* _Brief_:
List every line in this data where the string "Paasche" occurs.

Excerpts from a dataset
# # #
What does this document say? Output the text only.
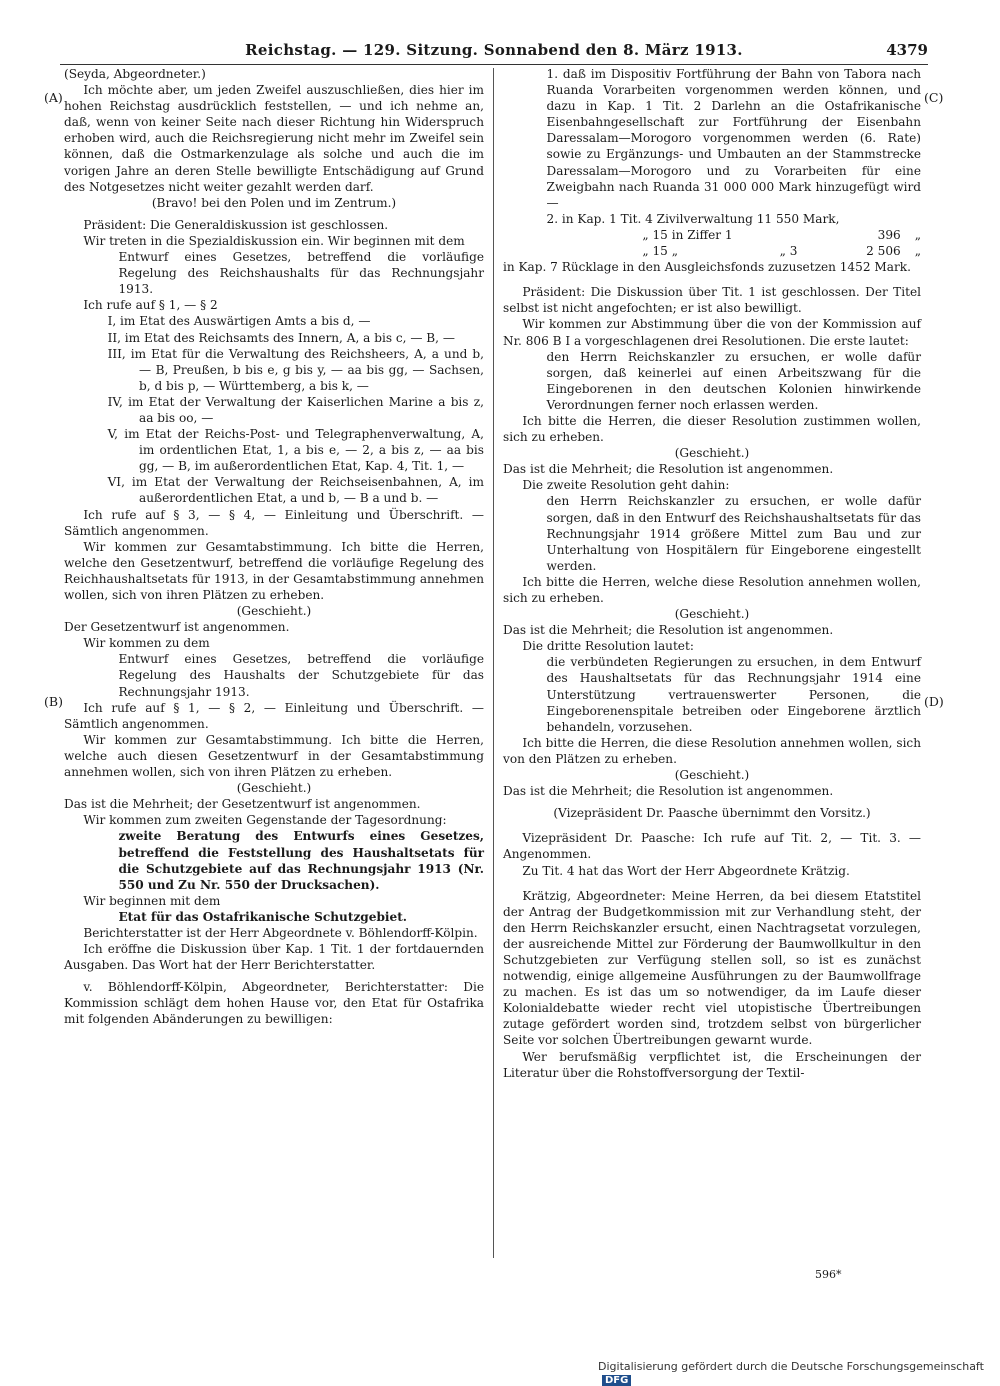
Reichstag. — 129. Sitzung. Sonnabend den 8. März 1913.	4379
(A)
(B)
(C)
(D)

(Seyda, Abgeordneter.)

Ich möchte aber, um jeden Zweifel auszuschließen, dies hier im hohen Reichstag ausdrücklich feststellen, — und ich nehme an, daß, wenn von keiner Seite nach dieser Richtung hin Widerspruch erhoben wird, auch die Reichsregierung nicht mehr im Zweifel sein können, daß die Ostmarkenzulage als solche und auch die im vorigen Jahre an deren Stelle bewilligte Entschädigung auf Grund des Notgesetzes nicht weiter gezahlt werden darf.

(Bravo! bei den Polen und im Zentrum.)

Präsident: Die Generaldiskussion ist geschlossen.

Wir treten in die Spezialdiskussion ein. Wir beginnen mit dem

Entwurf eines Gesetzes, betreffend die vorläufige Regelung des Reichshaushalts für das Rechnungsjahr 1913.

Ich rufe auf § 1, — § 2

I, im Etat des Auswärtigen Amts a bis d, —

II, im Etat des Reichsamts des Innern, A, a bis c, — B, —

III, im Etat für die Verwaltung des Reichsheers, A, a und b, — B, Preußen, b bis e, g bis y, — aa bis gg, — Sachsen, b, d bis p, — Württemberg, a bis k, —

IV, im Etat der Verwaltung der Kaiserlichen Marine a bis z, aa bis oo, —

V, im Etat der Reichs-Post- und Telegraphenverwaltung, A, im ordentlichen Etat, 1, a bis e, — 2, a bis z, — aa bis gg, — B, im außerordentlichen Etat, Kap. 4, Tit. 1, —

VI, im Etat der Verwaltung der Reichseisenbahnen, A, im außerordentlichen Etat, a und b, — B a und b. —

Ich rufe auf § 3, — § 4, — Einleitung und Überschrift. — Sämtlich angenommen.

Wir kommen zur Gesamtabstimmung. Ich bitte die Herren, welche den Gesetzentwurf, betreffend die vorläufige Regelung des Reichhaushaltsetats für 1913, in der Gesamtabstimmung annehmen wollen, sich von ihren Plätzen zu erheben.

(Geschieht.)

Der Gesetzentwurf ist angenommen.

Wir kommen zu dem

Entwurf eines Gesetzes, betreffend die vorläufige Regelung des Haushalts der Schutzgebiete für das Rechnungsjahr 1913.

Ich rufe auf § 1, — § 2, — Einleitung und Überschrift. — Sämtlich angenommen.

Wir kommen zur Gesamtabstimmung. Ich bitte die Herren, welche auch diesen Gesetzentwurf in der Gesamtabstimmung annehmen wollen, sich von ihren Plätzen zu erheben.

(Geschieht.)

Das ist die Mehrheit; der Gesetzentwurf ist angenommen.

Wir kommen zum zweiten Gegenstande der Tagesordnung:

zweite Beratung des Entwurfs eines Gesetzes, betreffend die Feststellung des Haushaltsetats für die Schutzgebiete auf das Rechnungsjahr 1913 (Nr. 550 und Zu Nr. 550 der Drucksachen).

Wir beginnen mit dem

Etat für das Ostafrikanische Schutzgebiet.

Berichterstatter ist der Herr Abgeordnete v. Böhlendorff-Kölpin.

Ich eröffne die Diskussion über Kap. 1 Tit. 1 der fortdauernden Ausgaben. Das Wort hat der Herr Berichterstatter.

v. Böhlendorff-Kölpin, Abgeordneter, Berichterstatter: Die Kommission schlägt dem hohen Hause vor, den Etat für Ostafrika mit folgenden Abänderungen zu bewilligen:

1. daß im Dispositiv Fortführung der Bahn von Tabora nach Ruanda Vorarbeiten vorgenommen werden können, und dazu in Kap. 1 Tit. 2 Darlehn an die Ostafrikanische Eisenbahngesellschaft zur Fortführung der Eisenbahn Daressalam—Morogoro vorgenommen werden (6. Rate) sowie zu Ergänzungs- und Umbauten an der Stammstrecke Daressalam—Morogoro und zu Vorarbeiten für eine Zweigbahn nach Ruanda 31 000 000 Mark hinzugefügt wird —

2. in Kap. 1 Tit. 4 Zivilverwaltung 11 550 Mark,

„ 15 in Ziffer 1	396	„
„ 15 „	„ 3	2 506	„

in Kap. 7 Rücklage in den Ausgleichsfonds zuzusetzen 1452 Mark.

Präsident: Die Diskussion über Tit. 1 ist geschlossen. Der Titel selbst ist nicht angefochten; er ist also bewilligt.

Wir kommen zur Abstimmung über die von der Kommission auf Nr. 806 B I a vorgeschlagenen drei Resolutionen. Die erste lautet:

den Herrn Reichskanzler zu ersuchen, er wolle dafür sorgen, daß keinerlei auf einen Arbeitszwang für die Eingeborenen in den deutschen Kolonien hinwirkende Verordnungen ferner noch erlassen werden.

Ich bitte die Herren, die dieser Resolution zustimmen wollen, sich zu erheben.

(Geschieht.)

Das ist die Mehrheit; die Resolution ist angenommen.

Die zweite Resolution geht dahin:

den Herrn Reichskanzler zu ersuchen, er wolle dafür sorgen, daß in den Entwurf des Reichshaushaltsetats für das Rechnungsjahr 1914 größere Mittel zum Bau und zur Unterhaltung von Hospitälern für Eingeborene eingestellt werden.

Ich bitte die Herren, welche diese Resolution annehmen wollen, sich zu erheben.

(Geschieht.)

Das ist die Mehrheit; die Resolution ist angenommen.

Die dritte Resolution lautet:

die verbündeten Regierungen zu ersuchen, in dem Entwurf des Haushaltsetats für das Rechnungsjahr 1914 eine Unterstützung vertrauenswerter Personen, die Eingeborenenspitale betreiben oder Eingeborene ärztlich behandeln, vorzusehen.

Ich bitte die Herren, die diese Resolution annehmen wollen, sich von den Plätzen zu erheben.

(Geschieht.)

Das ist die Mehrheit; die Resolution ist angenommen.

(Vizepräsident Dr. Paasche übernimmt den Vorsitz.)

Vizepräsident Dr. Paasche: Ich rufe auf Tit. 2, — Tit. 3. — Angenommen.

Zu Tit. 4 hat das Wort der Herr Abgeordnete Krätzig.

Krätzig, Abgeordneter: Meine Herren, da bei diesem Etatstitel der Antrag der Budgetkommission mit zur Verhandlung steht, der den Herrn Reichskanzler ersucht, einen Nachtragsetat vorzulegen, der ausreichende Mittel zur Förderung der Baumwollkultur in den Schutzgebieten zur Verfügung stellen soll, so ist es zunächst notwendig, einige allgemeine Ausführungen zu der Baumwollfrage zu machen. Es ist das um so notwendiger, da im Laufe dieser Kolonialdebatte wieder recht viel utopistische Übertreibungen zutage gefördert worden sind, trotzdem selbst von bürgerlicher Seite vor solchen Übertreibungen gewarnt wurde.

Wer berufsmäßig verpflichtet ist, die Erscheinungen der Literatur über die Rohstoffversorgung der Textil-

596*
Digitalisierung gefördert durch die Deutsche Forschungsgemeinschaft DFG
# # #
* _Exercise solution_:
(Vizepräsident Dr. Paasche übernimmt den Vorsitz.)
Vizepräsident Dr. Paasche: Ich rufe auf Tit. 2, — Tit. 3. — Angenommen.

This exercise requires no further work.